DATASET ENTRIES:
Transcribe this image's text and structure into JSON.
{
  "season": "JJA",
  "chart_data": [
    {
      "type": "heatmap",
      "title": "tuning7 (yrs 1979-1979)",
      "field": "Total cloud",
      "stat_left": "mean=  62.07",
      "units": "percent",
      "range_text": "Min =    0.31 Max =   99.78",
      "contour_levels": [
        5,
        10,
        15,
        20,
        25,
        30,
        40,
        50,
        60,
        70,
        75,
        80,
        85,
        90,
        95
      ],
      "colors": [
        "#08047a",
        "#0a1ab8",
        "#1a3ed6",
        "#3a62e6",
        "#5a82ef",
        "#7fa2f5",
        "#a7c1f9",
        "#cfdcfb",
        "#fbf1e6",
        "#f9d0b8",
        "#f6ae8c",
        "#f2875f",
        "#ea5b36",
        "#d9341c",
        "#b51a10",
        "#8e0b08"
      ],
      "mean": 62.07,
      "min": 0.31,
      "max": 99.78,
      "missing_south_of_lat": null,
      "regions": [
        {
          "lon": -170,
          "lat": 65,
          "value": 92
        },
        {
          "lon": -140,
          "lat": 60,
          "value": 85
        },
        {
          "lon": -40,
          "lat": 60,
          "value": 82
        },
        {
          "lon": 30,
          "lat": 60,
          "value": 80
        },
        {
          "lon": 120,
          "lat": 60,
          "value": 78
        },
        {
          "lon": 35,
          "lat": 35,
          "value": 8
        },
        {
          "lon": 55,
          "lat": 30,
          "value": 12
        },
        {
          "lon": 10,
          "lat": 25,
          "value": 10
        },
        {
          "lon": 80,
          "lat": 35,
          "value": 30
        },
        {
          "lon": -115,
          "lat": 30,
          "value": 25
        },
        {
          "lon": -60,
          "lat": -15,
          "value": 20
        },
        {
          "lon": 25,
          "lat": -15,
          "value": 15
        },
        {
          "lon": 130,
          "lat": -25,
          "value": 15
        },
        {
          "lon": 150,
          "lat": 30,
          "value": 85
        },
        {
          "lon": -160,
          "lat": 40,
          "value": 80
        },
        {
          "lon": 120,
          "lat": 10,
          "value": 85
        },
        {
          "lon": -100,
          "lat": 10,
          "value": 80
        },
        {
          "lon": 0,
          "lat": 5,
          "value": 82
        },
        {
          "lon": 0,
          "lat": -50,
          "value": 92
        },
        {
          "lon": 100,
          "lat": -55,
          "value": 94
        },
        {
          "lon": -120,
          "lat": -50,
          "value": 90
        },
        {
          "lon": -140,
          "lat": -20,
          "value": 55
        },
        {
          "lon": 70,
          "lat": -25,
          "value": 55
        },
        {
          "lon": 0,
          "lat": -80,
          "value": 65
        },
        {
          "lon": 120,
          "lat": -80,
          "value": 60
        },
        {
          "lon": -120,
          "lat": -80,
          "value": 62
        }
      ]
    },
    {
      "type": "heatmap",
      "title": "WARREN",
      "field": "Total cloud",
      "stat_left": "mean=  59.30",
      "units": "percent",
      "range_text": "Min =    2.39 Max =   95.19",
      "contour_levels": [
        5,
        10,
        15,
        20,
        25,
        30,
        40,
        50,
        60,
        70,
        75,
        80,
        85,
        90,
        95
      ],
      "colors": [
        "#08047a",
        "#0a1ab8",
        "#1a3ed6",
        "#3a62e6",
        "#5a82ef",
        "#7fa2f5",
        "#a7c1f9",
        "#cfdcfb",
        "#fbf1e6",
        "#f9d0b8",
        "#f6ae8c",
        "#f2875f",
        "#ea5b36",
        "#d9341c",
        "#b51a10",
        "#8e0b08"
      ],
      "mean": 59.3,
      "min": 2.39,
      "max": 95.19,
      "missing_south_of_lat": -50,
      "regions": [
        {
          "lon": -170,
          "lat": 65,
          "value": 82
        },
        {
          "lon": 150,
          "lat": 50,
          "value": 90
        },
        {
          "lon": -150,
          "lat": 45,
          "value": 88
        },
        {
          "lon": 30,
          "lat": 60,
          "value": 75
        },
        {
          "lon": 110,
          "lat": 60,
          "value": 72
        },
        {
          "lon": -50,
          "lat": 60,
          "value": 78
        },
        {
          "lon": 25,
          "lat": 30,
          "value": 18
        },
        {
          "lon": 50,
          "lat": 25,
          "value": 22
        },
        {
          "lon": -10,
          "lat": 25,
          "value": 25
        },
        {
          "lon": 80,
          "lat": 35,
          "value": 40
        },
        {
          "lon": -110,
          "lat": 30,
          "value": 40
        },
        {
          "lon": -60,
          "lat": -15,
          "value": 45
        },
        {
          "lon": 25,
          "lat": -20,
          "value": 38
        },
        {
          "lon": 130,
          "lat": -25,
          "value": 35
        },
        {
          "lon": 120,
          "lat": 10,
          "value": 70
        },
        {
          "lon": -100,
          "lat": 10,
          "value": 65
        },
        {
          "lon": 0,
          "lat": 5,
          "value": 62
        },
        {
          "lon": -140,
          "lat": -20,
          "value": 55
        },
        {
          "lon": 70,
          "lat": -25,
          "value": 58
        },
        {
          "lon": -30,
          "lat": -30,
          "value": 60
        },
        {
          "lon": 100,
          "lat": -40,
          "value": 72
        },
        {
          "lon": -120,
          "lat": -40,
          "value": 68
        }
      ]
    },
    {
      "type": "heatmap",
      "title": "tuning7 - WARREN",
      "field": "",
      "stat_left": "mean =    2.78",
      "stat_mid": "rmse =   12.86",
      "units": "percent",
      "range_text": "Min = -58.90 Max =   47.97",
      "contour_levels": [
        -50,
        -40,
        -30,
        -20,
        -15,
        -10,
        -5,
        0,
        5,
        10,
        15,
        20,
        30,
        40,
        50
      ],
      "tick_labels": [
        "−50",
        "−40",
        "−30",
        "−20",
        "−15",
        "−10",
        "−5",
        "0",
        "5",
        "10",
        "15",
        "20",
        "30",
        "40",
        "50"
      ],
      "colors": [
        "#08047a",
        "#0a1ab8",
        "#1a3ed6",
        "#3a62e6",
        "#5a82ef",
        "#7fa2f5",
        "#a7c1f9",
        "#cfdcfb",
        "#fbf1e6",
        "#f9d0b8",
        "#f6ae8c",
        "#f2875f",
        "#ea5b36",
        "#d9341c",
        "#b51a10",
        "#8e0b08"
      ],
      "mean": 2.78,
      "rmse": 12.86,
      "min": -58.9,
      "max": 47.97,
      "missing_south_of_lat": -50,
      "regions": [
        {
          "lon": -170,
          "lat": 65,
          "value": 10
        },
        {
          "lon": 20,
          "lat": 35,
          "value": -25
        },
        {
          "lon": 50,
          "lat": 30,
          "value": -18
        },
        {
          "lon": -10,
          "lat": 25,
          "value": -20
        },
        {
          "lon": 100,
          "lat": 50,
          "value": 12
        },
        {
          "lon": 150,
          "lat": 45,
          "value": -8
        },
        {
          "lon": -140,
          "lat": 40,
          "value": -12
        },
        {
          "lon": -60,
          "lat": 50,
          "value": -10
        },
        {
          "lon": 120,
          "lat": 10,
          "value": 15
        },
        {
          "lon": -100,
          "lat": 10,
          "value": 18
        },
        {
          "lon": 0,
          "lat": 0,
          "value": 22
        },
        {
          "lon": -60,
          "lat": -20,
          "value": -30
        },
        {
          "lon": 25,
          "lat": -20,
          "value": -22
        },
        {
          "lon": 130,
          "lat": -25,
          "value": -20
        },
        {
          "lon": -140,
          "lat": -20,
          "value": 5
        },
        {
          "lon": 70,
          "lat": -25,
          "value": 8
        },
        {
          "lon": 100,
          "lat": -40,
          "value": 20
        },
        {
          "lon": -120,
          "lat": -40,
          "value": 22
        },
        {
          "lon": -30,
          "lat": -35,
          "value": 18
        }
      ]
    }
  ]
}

REQUIRED TASK:
Write out the listing once more, matching it exactly.

TASK OUTPUT:
Transcribe this image's text and structure into JSON.
{
  "season": "JJA",
  "chart_data": [
    {
      "type": "heatmap",
      "title": "tuning7 (yrs 1979-1979)",
      "field": "Total cloud",
      "stat_left": "mean=  62.07",
      "units": "percent",
      "range_text": "Min =    0.31 Max =   99.78",
      "contour_levels": [
        5,
        10,
        15,
        20,
        25,
        30,
        40,
        50,
        60,
        70,
        75,
        80,
        85,
        90,
        95
      ],
      "colors": [
        "#08047a",
        "#0a1ab8",
        "#1a3ed6",
        "#3a62e6",
        "#5a82ef",
        "#7fa2f5",
        "#a7c1f9",
        "#cfdcfb",
        "#fbf1e6",
        "#f9d0b8",
        "#f6ae8c",
        "#f2875f",
        "#ea5b36",
        "#d9341c",
        "#b51a10",
        "#8e0b08"
      ],
      "mean": 62.07,
      "min": 0.31,
      "max": 99.78,
      "missing_south_of_lat": null,
      "regions": [
        {
          "lon": -170,
          "lat": 65,
          "value": 92
        },
        {
          "lon": -140,
          "lat": 60,
          "value": 85
        },
        {
          "lon": -40,
          "lat": 60,
          "value": 82
        },
        {
          "lon": 30,
          "lat": 60,
          "value": 80
        },
        {
          "lon": 120,
          "lat": 60,
          "value": 78
        },
        {
          "lon": 35,
          "lat": 35,
          "value": 8
        },
        {
          "lon": 55,
          "lat": 30,
          "value": 12
        },
        {
          "lon": 10,
          "lat": 25,
          "value": 10
        },
        {
          "lon": 80,
          "lat": 35,
          "value": 30
        },
        {
          "lon": -115,
          "lat": 30,
          "value": 25
        },
        {
          "lon": -60,
          "lat": -15,
          "value": 20
        },
        {
          "lon": 25,
          "lat": -15,
          "value": 15
        },
        {
          "lon": 130,
          "lat": -25,
          "value": 15
        },
        {
          "lon": 150,
          "lat": 30,
          "value": 85
        },
        {
          "lon": -160,
          "lat": 40,
          "value": 80
        },
        {
          "lon": 120,
          "lat": 10,
          "value": 85
        },
        {
          "lon": -100,
          "lat": 10,
          "value": 80
        },
        {
          "lon": 0,
          "lat": 5,
          "value": 82
        },
        {
          "lon": 0,
          "lat": -50,
          "value": 92
        },
        {
          "lon": 100,
          "lat": -55,
          "value": 94
        },
        {
          "lon": -120,
          "lat": -50,
          "value": 90
        },
        {
          "lon": -140,
          "lat": -20,
          "value": 55
        },
        {
          "lon": 70,
          "lat": -25,
          "value": 55
        },
        {
          "lon": 0,
          "lat": -80,
          "value": 65
        },
        {
          "lon": 120,
          "lat": -80,
          "value": 60
        },
        {
          "lon": -120,
          "lat": -80,
          "value": 62
        }
      ]
    },
    {
      "type": "heatmap",
      "title": "WARREN",
      "field": "Total cloud",
      "stat_left": "mean=  59.30",
      "units": "percent",
      "range_text": "Min =    2.39 Max =   95.19",
      "contour_levels": [
        5,
        10,
        15,
        20,
        25,
        30,
        40,
        50,
        60,
        70,
        75,
        80,
        85,
        90,
        95
      ],
      "colors": [
        "#08047a",
        "#0a1ab8",
        "#1a3ed6",
        "#3a62e6",
        "#5a82ef",
        "#7fa2f5",
        "#a7c1f9",
        "#cfdcfb",
        "#fbf1e6",
        "#f9d0b8",
        "#f6ae8c",
        "#f2875f",
        "#ea5b36",
        "#d9341c",
        "#b51a10",
        "#8e0b08"
      ],
      "mean": 59.3,
      "min": 2.39,
      "max": 95.19,
      "missing_south_of_lat": -50,
      "regions": [
        {
          "lon": -170,
          "lat": 65,
          "value": 82
        },
        {
          "lon": 150,
          "lat": 50,
          "value": 90
        },
        {
          "lon": -150,
          "lat": 45,
          "value": 88
        },
        {
          "lon": 30,
          "lat": 60,
          "value": 75
        },
        {
          "lon": 110,
          "lat": 60,
          "value": 72
        },
        {
          "lon": -50,
          "lat": 60,
          "value": 78
        },
        {
          "lon": 25,
          "lat": 30,
          "value": 18
        },
        {
          "lon": 50,
          "lat": 25,
          "value": 22
        },
        {
          "lon": -10,
          "lat": 25,
          "value": 25
        },
        {
          "lon": 80,
          "lat": 35,
          "value": 40
        },
        {
          "lon": -110,
          "lat": 30,
          "value": 40
        },
        {
          "lon": -60,
          "lat": -15,
          "value": 45
        },
        {
          "lon": 25,
          "lat": -20,
          "value": 38
        },
        {
          "lon": 130,
          "lat": -25,
          "value": 35
        },
        {
          "lon": 120,
          "lat": 10,
          "value": 70
        },
        {
          "lon": -100,
          "lat": 10,
          "value": 65
        },
        {
          "lon": 0,
          "lat": 5,
          "value": 62
        },
        {
          "lon": -140,
          "lat": -20,
          "value": 55
        },
        {
          "lon": 70,
          "lat": -25,
          "value": 58
        },
        {
          "lon": -30,
          "lat": -30,
          "value": 60
        },
        {
          "lon": 100,
          "lat": -40,
          "value": 72
        },
        {
          "lon": -120,
          "lat": -40,
          "value": 68
        }
      ]
    },
    {
      "type": "heatmap",
      "title": "tuning7 - WARREN",
      "field": "",
      "stat_left": "mean =    2.78",
      "stat_mid": "rmse =   12.86",
      "units": "percent",
      "range_text": "Min = -58.90 Max =   47.97",
      "contour_levels": [
        -50,
        -40,
        -30,
        -20,
        -15,
        -10,
        -5,
        0,
        5,
        10,
        15,
        20,
        30,
        40,
        50
      ],
      "tick_labels": [
        "−50",
        "−40",
        "−30",
        "−20",
        "−15",
        "−10",
        "−5",
        "0",
        "5",
        "10",
        "15",
        "20",
        "30",
        "40",
        "50"
      ],
      "colors": [
        "#08047a",
        "#0a1ab8",
        "#1a3ed6",
        "#3a62e6",
        "#5a82ef",
        "#7fa2f5",
        "#a7c1f9",
        "#cfdcfb",
        "#fbf1e6",
        "#f9d0b8",
        "#f6ae8c",
        "#f2875f",
        "#ea5b36",
        "#d9341c",
        "#b51a10",
        "#8e0b08"
      ],
      "mean": 2.78,
      "rmse": 12.86,
      "min": -58.9,
      "max": 47.97,
      "missing_south_of_lat": -50,
      "regions": [
        {
          "lon": -170,
          "lat": 65,
          "value": 10
        },
        {
          "lon": 20,
          "lat": 35,
          "value": -25
        },
        {
          "lon": 50,
          "lat": 30,
          "value": -18
        },
        {
          "lon": -10,
          "lat": 25,
          "value": -20
        },
        {
          "lon": 100,
          "lat": 50,
          "value": 12
        },
        {
          "lon": 150,
          "lat": 45,
          "value": -8
        },
        {
          "lon": -140,
          "lat": 40,
          "value": -12
        },
        {
          "lon": -60,
          "lat": 50,
          "value": -10
        },
        {
          "lon": 120,
          "lat": 10,
          "value": 15
        },
        {
          "lon": -100,
          "lat": 10,
          "value": 18
        },
        {
          "lon": 0,
          "lat": 0,
          "value": 22
        },
        {
          "lon": -60,
          "lat": -20,
          "value": -30
        },
        {
          "lon": 25,
          "lat": -20,
          "value": -22
        },
        {
          "lon": 130,
          "lat": -25,
          "value": -20
        },
        {
          "lon": -140,
          "lat": -20,
          "value": 5
        },
        {
          "lon": 70,
          "lat": -25,
          "value": 8
        },
        {
          "lon": 100,
          "lat": -40,
          "value": 20
        },
        {
          "lon": -120,
          "lat": -40,
          "value": 22
        },
        {
          "lon": -30,
          "lat": -35,
          "value": 18
        }
      ]
    }
  ]
}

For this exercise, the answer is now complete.